**PROMPT**
Make an exact copy of all the entries below, with the pictures left out.

BEGIN DATA PROVIDED

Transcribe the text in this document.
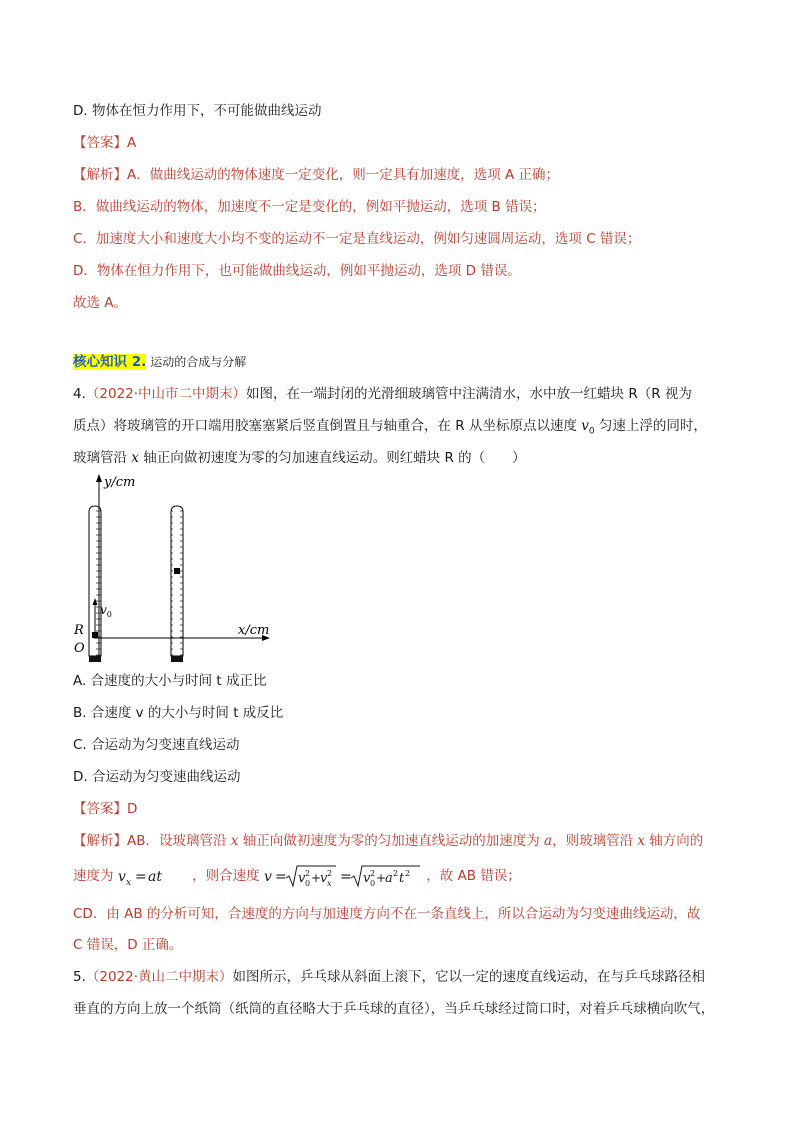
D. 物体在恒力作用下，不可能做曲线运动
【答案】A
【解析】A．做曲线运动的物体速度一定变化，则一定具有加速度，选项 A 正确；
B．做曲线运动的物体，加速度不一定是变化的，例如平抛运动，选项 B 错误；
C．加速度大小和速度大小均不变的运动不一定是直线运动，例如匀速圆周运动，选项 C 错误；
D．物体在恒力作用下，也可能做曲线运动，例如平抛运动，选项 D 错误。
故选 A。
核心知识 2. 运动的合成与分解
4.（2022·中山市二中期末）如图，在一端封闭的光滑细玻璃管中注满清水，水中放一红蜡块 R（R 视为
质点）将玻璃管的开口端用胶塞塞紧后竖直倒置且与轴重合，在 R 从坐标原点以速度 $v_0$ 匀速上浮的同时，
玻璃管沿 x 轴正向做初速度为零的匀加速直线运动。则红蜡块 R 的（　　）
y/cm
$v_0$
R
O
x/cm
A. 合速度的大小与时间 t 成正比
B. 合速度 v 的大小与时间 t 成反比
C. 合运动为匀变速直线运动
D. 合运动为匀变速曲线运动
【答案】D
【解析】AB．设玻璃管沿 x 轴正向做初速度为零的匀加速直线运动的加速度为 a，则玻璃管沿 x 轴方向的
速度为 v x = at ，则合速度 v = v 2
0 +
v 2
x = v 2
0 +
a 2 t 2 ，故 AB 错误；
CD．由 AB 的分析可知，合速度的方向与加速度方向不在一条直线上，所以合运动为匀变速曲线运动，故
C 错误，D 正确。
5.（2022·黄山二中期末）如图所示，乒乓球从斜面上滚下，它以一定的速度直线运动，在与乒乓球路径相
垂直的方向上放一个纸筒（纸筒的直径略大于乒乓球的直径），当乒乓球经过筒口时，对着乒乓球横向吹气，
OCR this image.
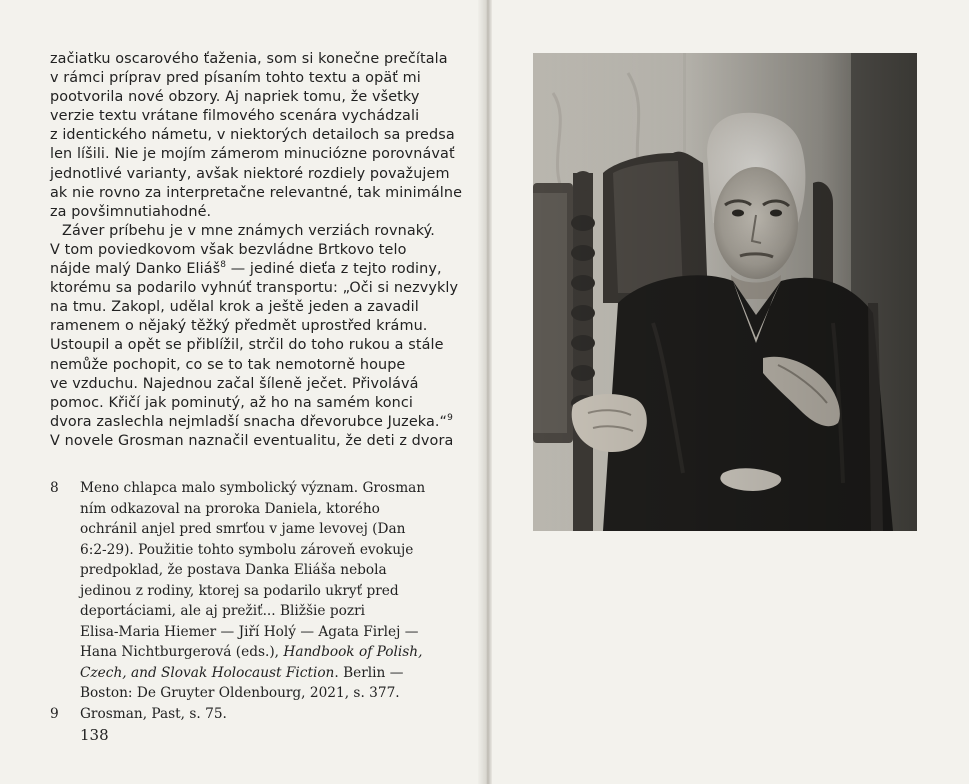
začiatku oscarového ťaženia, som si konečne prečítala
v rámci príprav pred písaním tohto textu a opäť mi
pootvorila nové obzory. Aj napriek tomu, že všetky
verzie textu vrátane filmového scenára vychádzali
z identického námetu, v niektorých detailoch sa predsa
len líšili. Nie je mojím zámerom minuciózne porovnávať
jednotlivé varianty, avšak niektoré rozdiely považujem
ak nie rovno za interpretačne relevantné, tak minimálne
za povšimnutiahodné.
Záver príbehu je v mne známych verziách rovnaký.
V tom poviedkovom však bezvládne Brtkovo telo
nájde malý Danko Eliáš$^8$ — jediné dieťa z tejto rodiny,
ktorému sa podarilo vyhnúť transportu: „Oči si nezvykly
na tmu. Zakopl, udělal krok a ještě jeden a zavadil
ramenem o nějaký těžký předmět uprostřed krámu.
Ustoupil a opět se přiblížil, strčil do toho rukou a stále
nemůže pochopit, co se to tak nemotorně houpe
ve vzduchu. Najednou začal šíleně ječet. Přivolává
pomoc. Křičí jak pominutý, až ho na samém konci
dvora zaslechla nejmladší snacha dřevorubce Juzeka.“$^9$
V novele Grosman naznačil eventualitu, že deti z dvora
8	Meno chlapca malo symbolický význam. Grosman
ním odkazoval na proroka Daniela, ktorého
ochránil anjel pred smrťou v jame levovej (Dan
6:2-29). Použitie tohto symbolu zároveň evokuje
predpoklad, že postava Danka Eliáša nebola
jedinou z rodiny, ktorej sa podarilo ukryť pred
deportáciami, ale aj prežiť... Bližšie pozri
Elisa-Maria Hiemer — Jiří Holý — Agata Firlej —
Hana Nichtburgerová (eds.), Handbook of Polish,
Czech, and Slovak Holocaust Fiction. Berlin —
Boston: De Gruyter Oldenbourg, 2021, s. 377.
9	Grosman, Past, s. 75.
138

END DATA PROVIDED

**EXERCISE SOLUTION**
Transcribe the text in this document.
D. 物体在恒力作用下，不可能做曲线运动
【答案】A
【解析】A．做曲线运动的物体速度一定变化，则一定具有加速度，选项 A 正确；
B．做曲线运动的物体，加速度不一定是变化的，例如平抛运动，选项 B 错误；
C．加速度大小和速度大小均不变的运动不一定是直线运动，例如匀速圆周运动，选项 C 错误；
D．物体在恒力作用下，也可能做曲线运动，例如平抛运动，选项 D 错误。
故选 A。
核心知识 2. 运动的合成与分解
4.（2022·中山市二中期末）如图，在一端封闭的光滑细玻璃管中注满清水，水中放一红蜡块 R（R 视为
质点）将玻璃管的开口端用胶塞塞紧后竖直倒置且与轴重合，在 R 从坐标原点以速度 $v_0$ 匀速上浮的同时，
玻璃管沿 x 轴正向做初速度为零的匀加速直线运动。则红蜡块 R 的（　　）
y/cm
$v_0$
R
O
x/cm
A. 合速度的大小与时间 t 成正比
B. 合速度 v 的大小与时间 t 成反比
C. 合运动为匀变速直线运动
D. 合运动为匀变速曲线运动
【答案】D
【解析】AB．设玻璃管沿 x 轴正向做初速度为零的匀加速直线运动的加速度为 a，则玻璃管沿 x 轴方向的
速度为 v x = at ，则合速度 v = v 2
0 +
v 2
x = v 2
0 +
a 2 t 2 ，故 AB 错误；
CD．由 AB 的分析可知，合速度的方向与加速度方向不在一条直线上，所以合运动为匀变速曲线运动，故
C 错误，D 正确。
5.（2022·黄山二中期末）如图所示，乒乓球从斜面上滚下，它以一定的速度直线运动，在与乒乓球路径相
垂直的方向上放一个纸筒（纸筒的直径略大于乒乓球的直径），当乒乓球经过筒口时，对着乒乓球横向吹气，
OCR this image.
začiatku oscarového ťaženia, som si konečne prečítala
v rámci príprav pred písaním tohto textu a opäť mi
pootvorila nové obzory. Aj napriek tomu, že všetky
verzie textu vrátane filmového scenára vychádzali
z identického námetu, v niektorých detailoch sa predsa
len líšili. Nie je mojím zámerom minuciózne porovnávať
jednotlivé varianty, avšak niektoré rozdiely považujem
ak nie rovno za interpretačne relevantné, tak minimálne
za povšimnutiahodné.
Záver príbehu je v mne známych verziách rovnaký.
V tom poviedkovom však bezvládne Brtkovo telo
nájde malý Danko Eliáš$^8$ — jediné dieťa z tejto rodiny,
ktorému sa podarilo vyhnúť transportu: „Oči si nezvykly
na tmu. Zakopl, udělal krok a ještě jeden a zavadil
ramenem o nějaký těžký předmět uprostřed krámu.
Ustoupil a opět se přiblížil, strčil do toho rukou a stále
nemůže pochopit, co se to tak nemotorně houpe
ve vzduchu. Najednou začal šíleně ječet. Přivolává
pomoc. Křičí jak pominutý, až ho na samém konci
dvora zaslechla nejmladší snacha dřevorubce Juzeka.“$^9$
V novele Grosman naznačil eventualitu, že deti z dvora
8	Meno chlapca malo symbolický význam. Grosman
ním odkazoval na proroka Daniela, ktorého
ochránil anjel pred smrťou v jame levovej (Dan
6:2-29). Použitie tohto symbolu zároveň evokuje
predpoklad, že postava Danka Eliáša nebola
jedinou z rodiny, ktorej sa podarilo ukryť pred
deportáciami, ale aj prežiť... Bližšie pozri
Elisa-Maria Hiemer — Jiří Holý — Agata Firlej —
Hana Nichtburgerová (eds.), Handbook of Polish,
Czech, and Slovak Holocaust Fiction. Berlin —
Boston: De Gruyter Oldenbourg, 2021, s. 377.
9	Grosman, Past, s. 75.
138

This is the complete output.